GIVEN PROBLEM |
Transcribe all of the material below word for word and leave out its pictures.

DATA FOR THIS EXERCISE |
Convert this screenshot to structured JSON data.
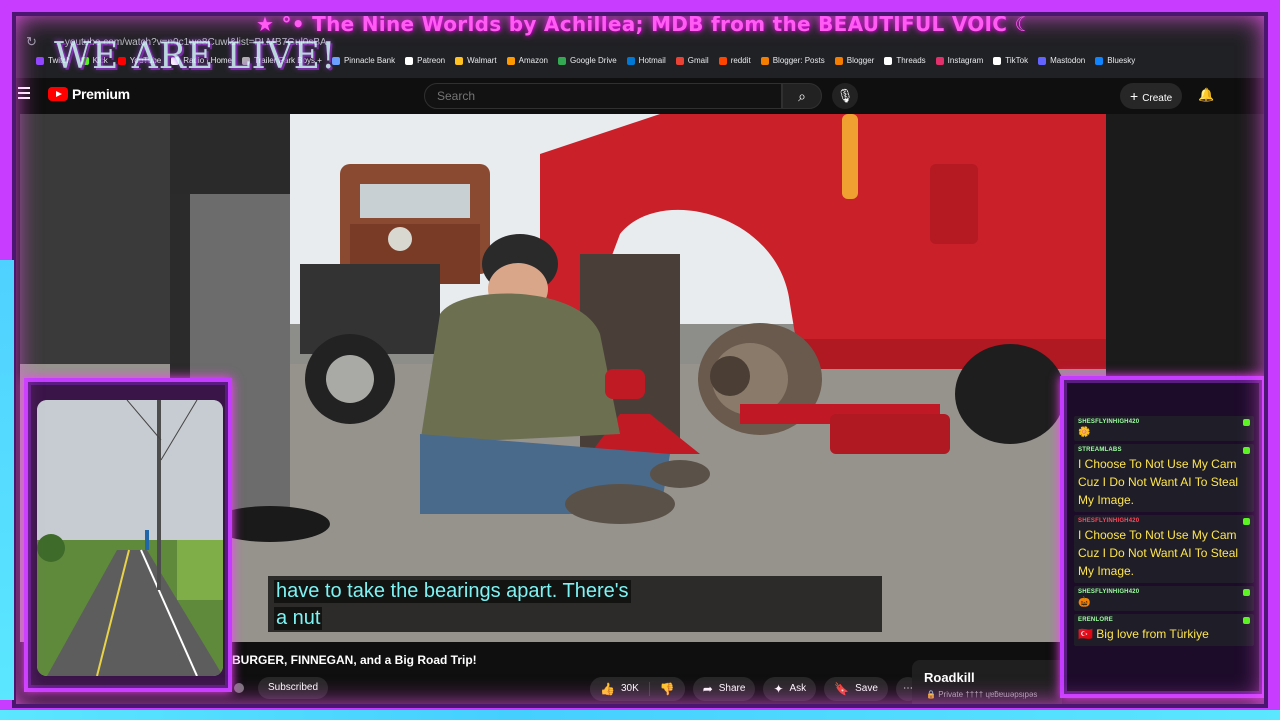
{
  "banner": {
    "stream_title": "★ °• The Nine Worlds by Achillea; MDB from the BEAUTIFUL VOIC ☾",
    "live_text": "WE ARE LIVE!"
  },
  "browser": {
    "url": "youtube.com/watch?v=n0c1we8Cuwl&list=PLMB7Gul0sBA",
    "bookmarks": [
      {
        "label": "Twitch",
        "color": "#9146ff"
      },
      {
        "label": "Kick",
        "color": "#53fc18"
      },
      {
        "label": "YouTube",
        "color": "#ff0000"
      },
      {
        "label": "Radio | Home",
        "color": "#ffffff"
      },
      {
        "label": "Trailer Park Boys +",
        "color": "#b0b0b0"
      },
      {
        "label": "Pinnacle Bank",
        "color": "#6aa0ff"
      },
      {
        "label": "Patreon",
        "color": "#ffffff"
      },
      {
        "label": "Walmart",
        "color": "#ffc220"
      },
      {
        "label": "Amazon",
        "color": "#ff9900"
      },
      {
        "label": "Google Drive",
        "color": "#34a853"
      },
      {
        "label": "Hotmail",
        "color": "#0078d4"
      },
      {
        "label": "Gmail",
        "color": "#ea4335"
      },
      {
        "label": "reddit",
        "color": "#ff4500"
      },
      {
        "label": "Blogger: Posts",
        "color": "#f57d00"
      },
      {
        "label": "Blogger",
        "color": "#f57d00"
      },
      {
        "label": "Threads",
        "color": "#ffffff"
      },
      {
        "label": "Instagram",
        "color": "#e1306c"
      },
      {
        "label": "TikTok",
        "color": "#ffffff"
      },
      {
        "label": "Mastodon",
        "color": "#6364ff"
      },
      {
        "label": "Bluesky",
        "color": "#1185fe"
      }
    ]
  },
  "header": {
    "logo_text": "Premium",
    "search_placeholder": "Search",
    "create_label": "Create"
  },
  "video": {
    "caption_line1": "have to take the bearings apart. There's",
    "caption_line2": "a nut",
    "title": "BURGER, FINNEGAN, and a Big Road Trip!",
    "subscribed_label": "Subscribed",
    "likes": "30K",
    "share_label": "Share",
    "ask_label": "Ask",
    "save_label": "Save"
  },
  "playlist": {
    "title": "Roadkill",
    "privacy": "Private",
    "owner": "†††† ɥɐƃɐɯǝpsᴉpǝs"
  },
  "chat": [
    {
      "user": "SHESFLYINHIGH420",
      "text": "",
      "emote": "🌼",
      "user_color": "green"
    },
    {
      "user": "STREAMLABS",
      "text": "I Choose To Not Use My Cam Cuz I Do Not Want AI To Steal My Image.",
      "emote": "",
      "user_color": "green"
    },
    {
      "user": "SHESFLYINHIGH420",
      "text": "I Choose To Not Use My Cam Cuz I Do Not Want AI To Steal My Image.",
      "emote": "",
      "user_color": "red"
    },
    {
      "user": "SHESFLYINHIGH420",
      "text": "",
      "emote": "🎃",
      "user_color": "green"
    },
    {
      "user": "ERENLORE",
      "text": "🇹🇷 Big love from Türkiye",
      "emote": "",
      "user_color": "green"
    }
  ],
  "colors": {
    "neon": "#c83cff",
    "caption": "#7df3f3",
    "chat_text": "#ffe64d"
  }
}
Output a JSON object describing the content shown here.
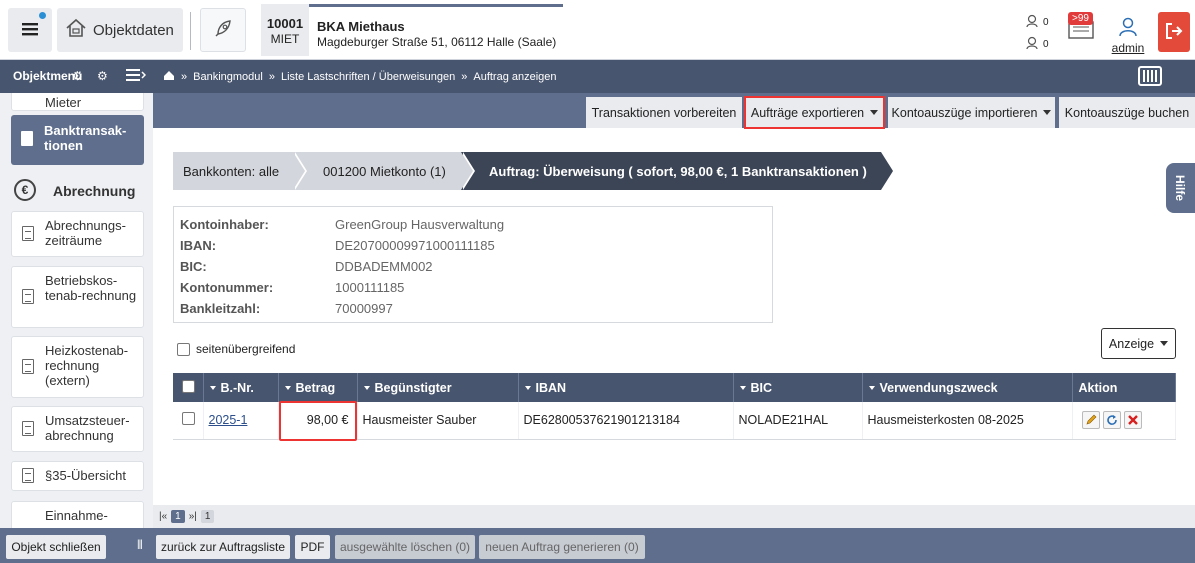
{
  "header": {
    "objektdaten_label": "Objektdaten",
    "object_id": "10001",
    "object_type": "MIET",
    "object_name": "BKA Miethaus",
    "object_address": "Magdeburger Straße 51, 06112 Halle (Saale)",
    "notif_1_count": "0",
    "notif_2_count": "0",
    "messages_badge": ">99",
    "user_label": "admin"
  },
  "navbar": {
    "menu_title": "Objektmenü",
    "breadcrumb": [
      "Bankingmodul",
      "Liste Lastschriften / Überweisungen",
      "Auftrag anzeigen"
    ]
  },
  "sidebar": {
    "cut_item": "Mieter",
    "active_item": "Banktransak-tionen",
    "section_title": "Abrechnung",
    "items": [
      "Abrechnungs-zeiträume",
      "Betriebskos-tenab-rechnung",
      "Heizkostenab-rechnung (extern)",
      "Umsatzsteuer-abrechnung",
      "§35-Übersicht",
      "Einnahme-"
    ]
  },
  "actionbar": {
    "btn_transaktionen": "Transaktionen vorbereiten",
    "btn_exportieren": "Aufträge exportieren",
    "btn_importieren": "Kontoauszüge importieren",
    "btn_buchen": "Kontoauszüge buchen"
  },
  "crumbs": {
    "c1": "Bankkonten: alle",
    "c2": "001200 Mietkonto (1)",
    "c3": "Auftrag: Überweisung ( sofort, 98,00 €, 1 Banktransaktionen )"
  },
  "account": {
    "labels": {
      "inhaber": "Kontoinhaber:",
      "iban": "IBAN:",
      "bic": "BIC:",
      "kontonummer": "Kontonummer:",
      "blz": "Bankleitzahl:"
    },
    "values": {
      "inhaber": "GreenGroup Hausverwaltung",
      "iban": "DE20700009971000111185",
      "bic": "DDBADEMM002",
      "kontonummer": "1000111185",
      "blz": "70000997"
    }
  },
  "options": {
    "seitenuebergreifend": "seitenübergreifend",
    "anzeige": "Anzeige"
  },
  "table": {
    "headers": [
      "B.-Nr.",
      "Betrag",
      "Begünstigter",
      "IBAN",
      "BIC",
      "Verwendungszweck",
      "Aktion"
    ],
    "rows": [
      {
        "bnr": "2025-1",
        "betrag": "98,00 €",
        "beguenstigter": "Hausmeister Sauber",
        "iban": "DE62800537621901213184",
        "bic": "NOLADE21HAL",
        "zweck": "Hausmeisterkosten 08-2025"
      }
    ]
  },
  "pager": {
    "first": "|«",
    "current": "1",
    "last": "»|",
    "page_select": "1"
  },
  "hilfe": "Hilfe",
  "bottombar": {
    "close": "Objekt schließen",
    "back": "zurück zur Auftragsliste",
    "pdf": "PDF",
    "delete": "ausgewählte löschen (0)",
    "new_order": "neuen Auftrag generieren (0)"
  },
  "colors": {
    "nav_dark": "#48556e",
    "nav_mid": "#5e6e8c",
    "highlight_red": "#e33333",
    "logout_red": "#e44a3a"
  }
}
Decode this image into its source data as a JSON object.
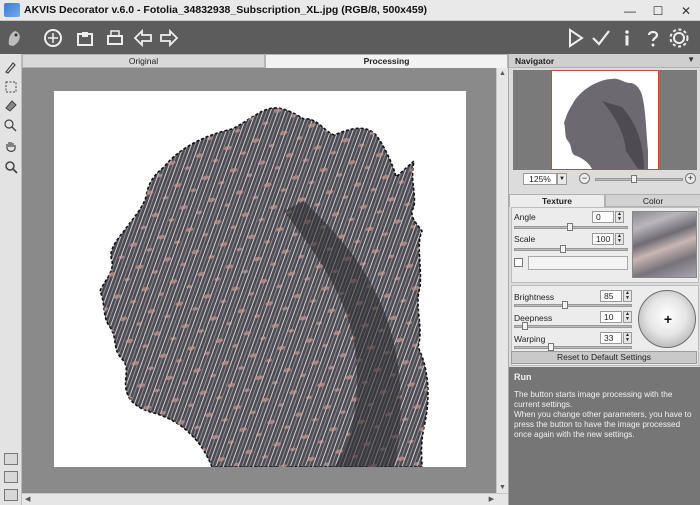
{
  "window": {
    "title": "AKVIS Decorator v.6.0 - Fotolia_34832938_Subscription_XL.jpg (RGB/8, 500x459)",
    "minimize": "—",
    "maximize": "☐",
    "close": "✕"
  },
  "toolbar": {
    "left_icons": [
      "app-logo-icon",
      "open-icon",
      "save-icon",
      "print-icon",
      "undo-icon",
      "redo-icon"
    ],
    "right_icons": [
      "run-icon",
      "apply-icon",
      "info-icon",
      "help-icon",
      "settings-icon"
    ]
  },
  "tools": [
    "brush-icon",
    "rect-select-icon",
    "eraser-icon",
    "magic-icon",
    "hand-icon",
    "zoom-icon"
  ],
  "view_tabs": [
    {
      "label": "Original"
    },
    {
      "label": "Processing"
    }
  ],
  "navigator": {
    "title": "Navigator",
    "zoom": "125%"
  },
  "param_tabs": [
    {
      "label": "Texture"
    },
    {
      "label": "Color"
    }
  ],
  "params": {
    "angle_label": "Angle",
    "angle_value": "0",
    "scale_label": "Scale",
    "scale_value": "100",
    "brightness_label": "Brightness",
    "brightness_value": "85",
    "deepness_label": "Deepness",
    "deepness_value": "10",
    "warping_label": "Warping",
    "warping_value": "33",
    "dial_symbol": "+",
    "reset_label": "Reset to Default Settings"
  },
  "help": {
    "title": "Run",
    "line1": "The button starts image processing with the current settings.",
    "line2": "When you change other parameters, you have to press the button to have the image processed once again with the new settings."
  }
}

WRITTEN RESPONSE |
Convert this screenshot to structured JSON data.
{
  "banner": {
    "stream_title": "★ °• The Nine Worlds by Achillea; MDB from the BEAUTIFUL VOIC ☾",
    "live_text": "WE ARE LIVE!"
  },
  "browser": {
    "url": "youtube.com/watch?v=n0c1we8Cuwl&list=PLMB7Gul0sBA",
    "bookmarks": [
      {
        "label": "Twitch",
        "color": "#9146ff"
      },
      {
        "label": "Kick",
        "color": "#53fc18"
      },
      {
        "label": "YouTube",
        "color": "#ff0000"
      },
      {
        "label": "Radio | Home",
        "color": "#ffffff"
      },
      {
        "label": "Trailer Park Boys +",
        "color": "#b0b0b0"
      },
      {
        "label": "Pinnacle Bank",
        "color": "#6aa0ff"
      },
      {
        "label": "Patreon",
        "color": "#ffffff"
      },
      {
        "label": "Walmart",
        "color": "#ffc220"
      },
      {
        "label": "Amazon",
        "color": "#ff9900"
      },
      {
        "label": "Google Drive",
        "color": "#34a853"
      },
      {
        "label": "Hotmail",
        "color": "#0078d4"
      },
      {
        "label": "Gmail",
        "color": "#ea4335"
      },
      {
        "label": "reddit",
        "color": "#ff4500"
      },
      {
        "label": "Blogger: Posts",
        "color": "#f57d00"
      },
      {
        "label": "Blogger",
        "color": "#f57d00"
      },
      {
        "label": "Threads",
        "color": "#ffffff"
      },
      {
        "label": "Instagram",
        "color": "#e1306c"
      },
      {
        "label": "TikTok",
        "color": "#ffffff"
      },
      {
        "label": "Mastodon",
        "color": "#6364ff"
      },
      {
        "label": "Bluesky",
        "color": "#1185fe"
      }
    ]
  },
  "header": {
    "logo_text": "Premium",
    "search_placeholder": "Search",
    "create_label": "Create"
  },
  "video": {
    "caption_line1": "have to take the bearings apart. There's",
    "caption_line2": "a nut",
    "title": "BURGER, FINNEGAN, and a Big Road Trip!",
    "subscribed_label": "Subscribed",
    "likes": "30K",
    "share_label": "Share",
    "ask_label": "Ask",
    "save_label": "Save"
  },
  "playlist": {
    "title": "Roadkill",
    "privacy": "Private",
    "owner": "†††† ɥɐƃɐɯǝpsᴉpǝs"
  },
  "chat": [
    {
      "user": "SHESFLYINHIGH420",
      "text": "",
      "emote": "🌼",
      "user_color": "green"
    },
    {
      "user": "STREAMLABS",
      "text": "I Choose To Not Use My Cam Cuz I Do Not Want AI To Steal My Image.",
      "emote": "",
      "user_color": "green"
    },
    {
      "user": "SHESFLYINHIGH420",
      "text": "I Choose To Not Use My Cam Cuz I Do Not Want AI To Steal My Image.",
      "emote": "",
      "user_color": "red"
    },
    {
      "user": "SHESFLYINHIGH420",
      "text": "",
      "emote": "🎃",
      "user_color": "green"
    },
    {
      "user": "ERENLORE",
      "text": "🇹🇷 Big love from Türkiye",
      "emote": "",
      "user_color": "green"
    }
  ],
  "colors": {
    "neon": "#c83cff",
    "caption": "#7df3f3",
    "chat_text": "#ffe64d"
  }
}
Output a JSON object describing the content shown here.
{
  "header": {
    "objektdaten_label": "Objektdaten",
    "object_id": "10001",
    "object_type": "MIET",
    "object_name": "BKA Miethaus",
    "object_address": "Magdeburger Straße 51, 06112 Halle (Saale)",
    "notif_1_count": "0",
    "notif_2_count": "0",
    "messages_badge": ">99",
    "user_label": "admin"
  },
  "navbar": {
    "menu_title": "Objektmenü",
    "breadcrumb": [
      "Bankingmodul",
      "Liste Lastschriften / Überweisungen",
      "Auftrag anzeigen"
    ]
  },
  "sidebar": {
    "cut_item": "Mieter",
    "active_item": "Banktransak-tionen",
    "section_title": "Abrechnung",
    "items": [
      "Abrechnungs-zeiträume",
      "Betriebskos-tenab-rechnung",
      "Heizkostenab-rechnung (extern)",
      "Umsatzsteuer-abrechnung",
      "§35-Übersicht",
      "Einnahme-"
    ]
  },
  "actionbar": {
    "btn_transaktionen": "Transaktionen vorbereiten",
    "btn_exportieren": "Aufträge exportieren",
    "btn_importieren": "Kontoauszüge importieren",
    "btn_buchen": "Kontoauszüge buchen"
  },
  "crumbs": {
    "c1": "Bankkonten: alle",
    "c2": "001200 Mietkonto (1)",
    "c3": "Auftrag: Überweisung ( sofort, 98,00 €, 1 Banktransaktionen )"
  },
  "account": {
    "labels": {
      "inhaber": "Kontoinhaber:",
      "iban": "IBAN:",
      "bic": "BIC:",
      "kontonummer": "Kontonummer:",
      "blz": "Bankleitzahl:"
    },
    "values": {
      "inhaber": "GreenGroup Hausverwaltung",
      "iban": "DE20700009971000111185",
      "bic": "DDBADEMM002",
      "kontonummer": "1000111185",
      "blz": "70000997"
    }
  },
  "options": {
    "seitenuebergreifend": "seitenübergreifend",
    "anzeige": "Anzeige"
  },
  "table": {
    "headers": [
      "B.-Nr.",
      "Betrag",
      "Begünstigter",
      "IBAN",
      "BIC",
      "Verwendungszweck",
      "Aktion"
    ],
    "rows": [
      {
        "bnr": "2025-1",
        "betrag": "98,00 €",
        "beguenstigter": "Hausmeister Sauber",
        "iban": "DE62800537621901213184",
        "bic": "NOLADE21HAL",
        "zweck": "Hausmeisterkosten 08-2025"
      }
    ]
  },
  "pager": {
    "first": "|«",
    "current": "1",
    "last": "»|",
    "page_select": "1"
  },
  "hilfe": "Hilfe",
  "bottombar": {
    "close": "Objekt schließen",
    "back": "zurück zur Auftragsliste",
    "pdf": "PDF",
    "delete": "ausgewählte löschen (0)",
    "new_order": "neuen Auftrag generieren (0)"
  },
  "colors": {
    "nav_dark": "#48556e",
    "nav_mid": "#5e6e8c",
    "highlight_red": "#e33333",
    "logout_red": "#e44a3a"
  }
}
Decode this image into its source data as a JSON object.
{
  "window": {
    "title": "AKVIS Decorator v.6.0 - Fotolia_34832938_Subscription_XL.jpg (RGB/8, 500x459)",
    "minimize": "—",
    "maximize": "☐",
    "close": "✕"
  },
  "toolbar": {
    "left_icons": [
      "app-logo-icon",
      "open-icon",
      "save-icon",
      "print-icon",
      "undo-icon",
      "redo-icon"
    ],
    "right_icons": [
      "run-icon",
      "apply-icon",
      "info-icon",
      "help-icon",
      "settings-icon"
    ]
  },
  "tools": [
    "brush-icon",
    "rect-select-icon",
    "eraser-icon",
    "magic-icon",
    "hand-icon",
    "zoom-icon"
  ],
  "view_tabs": [
    {
      "label": "Original"
    },
    {
      "label": "Processing"
    }
  ],
  "navigator": {
    "title": "Navigator",
    "zoom": "125%"
  },
  "param_tabs": [
    {
      "label": "Texture"
    },
    {
      "label": "Color"
    }
  ],
  "params": {
    "angle_label": "Angle",
    "angle_value": "0",
    "scale_label": "Scale",
    "scale_value": "100",
    "brightness_label": "Brightness",
    "brightness_value": "85",
    "deepness_label": "Deepness",
    "deepness_value": "10",
    "warping_label": "Warping",
    "warping_value": "33",
    "dial_symbol": "+",
    "reset_label": "Reset to Default Settings"
  },
  "help": {
    "title": "Run",
    "line1": "The button starts image processing with the current settings.",
    "line2": "When you change other parameters, you have to press the button to have the image processed once again with the new settings."
  }
}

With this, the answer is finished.